SELECTED EXTRACT ->
● ● ● ● ●

Sex Pistols Spunk bootleg album, DIY cover from 1977

I bought the Pistols Spunk bootleg from Ace Records on Lower Goat Lane, Norwich in 1977, the very best of any of the punk or later indie record shops in the city. (The other bootleg I remember getting from Colin, following one of those necessarily surreptitious conversations with his regular customers, was Elvis Costello’s fiery Live at the El Mocambo.) There was something great about buying a bootleg then—illegal, rare to find and hear, music for private ears, inner circle. Spunk, a 12″ 33¹/³ RPM album vinyl record, people, had a completely blank white cardboard sleeve.

● ● ● ● ●

GOALS ->
1. In the passage about the Spunk bootleg, switch "Norwich" to "Cambridge" and write out the text from "I bought the" up to and including "white cardboard sleeve.".
2. Do these statements agree with the passage about the Spunk bootleg? Answer yes or no for each, and quote the words of the passage that decide it.
(a) The Spunk bootleg was bought from Ace Records in 1977.
(b) Spunk came in a sleeve with printed artwork.
(c) The other bootleg remembered from Colin was Elvis Costello's Live at the El Mocambo.
3. Extend the passage about the Spunk bootleg, picking up after its final sentence.

Spatial layout data ->
● ● ● ● ●

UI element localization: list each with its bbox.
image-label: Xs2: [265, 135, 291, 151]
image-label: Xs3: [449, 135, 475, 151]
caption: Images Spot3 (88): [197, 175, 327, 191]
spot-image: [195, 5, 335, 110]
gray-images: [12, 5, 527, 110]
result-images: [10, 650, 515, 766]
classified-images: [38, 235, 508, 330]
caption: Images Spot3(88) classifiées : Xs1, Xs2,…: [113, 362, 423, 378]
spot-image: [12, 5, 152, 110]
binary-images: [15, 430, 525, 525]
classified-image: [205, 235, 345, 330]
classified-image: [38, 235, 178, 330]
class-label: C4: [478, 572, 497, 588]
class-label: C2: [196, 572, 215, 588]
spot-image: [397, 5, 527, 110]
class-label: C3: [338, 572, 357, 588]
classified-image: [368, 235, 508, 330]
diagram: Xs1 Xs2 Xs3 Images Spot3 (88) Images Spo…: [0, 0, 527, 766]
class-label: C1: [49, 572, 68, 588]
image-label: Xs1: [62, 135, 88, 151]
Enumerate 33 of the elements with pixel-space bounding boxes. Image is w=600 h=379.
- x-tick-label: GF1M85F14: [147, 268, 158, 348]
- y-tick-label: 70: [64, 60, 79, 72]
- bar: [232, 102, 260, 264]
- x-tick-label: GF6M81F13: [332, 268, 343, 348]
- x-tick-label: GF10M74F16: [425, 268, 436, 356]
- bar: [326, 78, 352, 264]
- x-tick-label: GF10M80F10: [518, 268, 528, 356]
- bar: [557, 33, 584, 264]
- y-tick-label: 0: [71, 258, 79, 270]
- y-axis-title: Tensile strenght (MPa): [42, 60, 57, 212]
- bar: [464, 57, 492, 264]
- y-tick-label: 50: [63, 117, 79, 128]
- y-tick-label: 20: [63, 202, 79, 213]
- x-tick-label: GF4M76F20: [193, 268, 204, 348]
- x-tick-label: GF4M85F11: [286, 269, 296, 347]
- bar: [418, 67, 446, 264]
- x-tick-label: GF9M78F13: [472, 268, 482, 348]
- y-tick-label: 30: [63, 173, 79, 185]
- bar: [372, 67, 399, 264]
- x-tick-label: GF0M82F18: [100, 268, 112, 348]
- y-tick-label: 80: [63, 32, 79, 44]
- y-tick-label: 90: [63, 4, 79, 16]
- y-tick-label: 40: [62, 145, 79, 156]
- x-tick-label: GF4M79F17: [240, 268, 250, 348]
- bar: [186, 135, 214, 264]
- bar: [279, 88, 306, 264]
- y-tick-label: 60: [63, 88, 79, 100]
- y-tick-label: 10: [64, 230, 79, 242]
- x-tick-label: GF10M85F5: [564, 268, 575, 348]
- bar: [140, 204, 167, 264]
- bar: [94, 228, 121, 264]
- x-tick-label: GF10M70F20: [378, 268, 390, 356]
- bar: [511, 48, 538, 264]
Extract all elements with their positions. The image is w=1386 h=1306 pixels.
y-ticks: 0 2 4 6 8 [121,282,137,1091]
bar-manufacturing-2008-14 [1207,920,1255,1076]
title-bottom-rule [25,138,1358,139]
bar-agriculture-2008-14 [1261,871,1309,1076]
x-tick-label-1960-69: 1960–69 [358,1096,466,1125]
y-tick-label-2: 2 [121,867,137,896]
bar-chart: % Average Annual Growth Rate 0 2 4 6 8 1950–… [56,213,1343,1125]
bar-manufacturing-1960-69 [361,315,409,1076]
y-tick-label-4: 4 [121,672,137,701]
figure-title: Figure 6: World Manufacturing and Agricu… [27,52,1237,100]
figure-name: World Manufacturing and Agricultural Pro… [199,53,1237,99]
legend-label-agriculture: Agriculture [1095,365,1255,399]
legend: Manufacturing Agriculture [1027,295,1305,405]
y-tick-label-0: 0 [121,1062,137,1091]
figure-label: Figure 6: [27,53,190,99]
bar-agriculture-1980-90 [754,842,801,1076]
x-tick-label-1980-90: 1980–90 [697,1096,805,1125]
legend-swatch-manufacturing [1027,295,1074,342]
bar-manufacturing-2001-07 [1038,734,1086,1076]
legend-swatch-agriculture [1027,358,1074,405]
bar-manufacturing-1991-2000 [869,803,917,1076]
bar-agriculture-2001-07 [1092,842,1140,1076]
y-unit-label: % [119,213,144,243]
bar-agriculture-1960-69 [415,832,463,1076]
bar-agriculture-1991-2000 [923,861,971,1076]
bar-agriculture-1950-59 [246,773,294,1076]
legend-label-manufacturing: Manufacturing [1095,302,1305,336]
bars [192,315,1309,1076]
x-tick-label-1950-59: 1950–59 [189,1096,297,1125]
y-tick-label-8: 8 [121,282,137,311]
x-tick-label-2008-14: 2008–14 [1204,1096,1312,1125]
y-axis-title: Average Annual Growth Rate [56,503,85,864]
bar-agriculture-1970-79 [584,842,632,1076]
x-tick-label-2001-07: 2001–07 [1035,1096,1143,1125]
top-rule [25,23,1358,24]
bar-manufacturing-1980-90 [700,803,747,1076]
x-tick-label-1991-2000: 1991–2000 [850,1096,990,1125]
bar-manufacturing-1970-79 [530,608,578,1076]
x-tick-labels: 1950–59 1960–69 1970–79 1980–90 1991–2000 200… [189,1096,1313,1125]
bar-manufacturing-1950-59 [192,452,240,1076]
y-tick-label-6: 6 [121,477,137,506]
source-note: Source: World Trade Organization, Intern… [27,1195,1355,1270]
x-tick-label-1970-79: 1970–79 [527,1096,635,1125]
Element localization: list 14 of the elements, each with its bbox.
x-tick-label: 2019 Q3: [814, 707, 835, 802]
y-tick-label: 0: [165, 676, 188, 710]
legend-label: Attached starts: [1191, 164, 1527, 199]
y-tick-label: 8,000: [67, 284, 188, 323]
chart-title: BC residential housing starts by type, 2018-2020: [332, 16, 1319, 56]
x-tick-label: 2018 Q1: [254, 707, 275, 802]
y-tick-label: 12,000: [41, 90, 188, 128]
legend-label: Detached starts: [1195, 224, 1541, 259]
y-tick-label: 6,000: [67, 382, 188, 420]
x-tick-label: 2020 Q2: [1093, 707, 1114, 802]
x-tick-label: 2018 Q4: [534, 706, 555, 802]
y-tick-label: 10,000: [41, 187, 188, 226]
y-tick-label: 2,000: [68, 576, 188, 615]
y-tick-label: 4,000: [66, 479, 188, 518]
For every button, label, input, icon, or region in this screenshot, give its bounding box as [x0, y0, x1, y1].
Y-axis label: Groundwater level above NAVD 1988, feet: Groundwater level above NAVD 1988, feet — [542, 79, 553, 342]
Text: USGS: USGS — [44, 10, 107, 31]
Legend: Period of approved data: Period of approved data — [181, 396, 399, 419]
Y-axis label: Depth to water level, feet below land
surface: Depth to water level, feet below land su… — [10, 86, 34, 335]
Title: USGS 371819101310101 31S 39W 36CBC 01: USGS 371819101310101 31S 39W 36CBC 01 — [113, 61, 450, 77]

● ● ● ● ●

TASK RESULTS ->
1.
I bought the Pistols Spunk bootleg from Ace Records on Lower Goat Lane, Cambridge in 1977, the very best of any of the punk or later indie record shops in the city. (The other bootleg I remember getting from Colin, following one of those necessarily surreptitious conversations with his regular customers, was Elvis Costello’s fiery Live at the El Mocambo.) There was something great about buying a bootleg then—illegal, rare to find and hear, music for private ears, inner circle. Spunk, a 12″ 33¹/³ RPM album vinyl record, people, had a completely blank white cardboard sleeve.

2.
(a) Yes: "I bought the Pistols Spunk bootleg from Ace Records on Lower Goat Lane, Norwich in 1977"
(b) No: "had a completely blank white cardboard sleeve"
(c) Yes: "was Elvis Costello’s fiery Live at the El Mocambo"

3.
After all the late Pistols nonsense and madness—the pretty crappy gig in Cromer 24 December 77, the break-up in the US, the Ronnie Biggs fiasco, the Sid Vicious and Nancy Spungen living then dying nightmare, Every Mistake Imaginable—I took my disappointment out on the bootleg cover. Using stencil letters and a tin of blackboard paint this was my response. I’d say no-one read it bar me. I was an intense teenage believer in subcultural authority and significance. Decades later, it does look pretty punk, you could say, maybe, a visual, textual and emotional transmission of the times. I feel it’s like a surprise, sudden, time-shifting glimpse into my own juvenile mind. This may I guess only matter much to a man who’s now a lot nearer 60 than 16.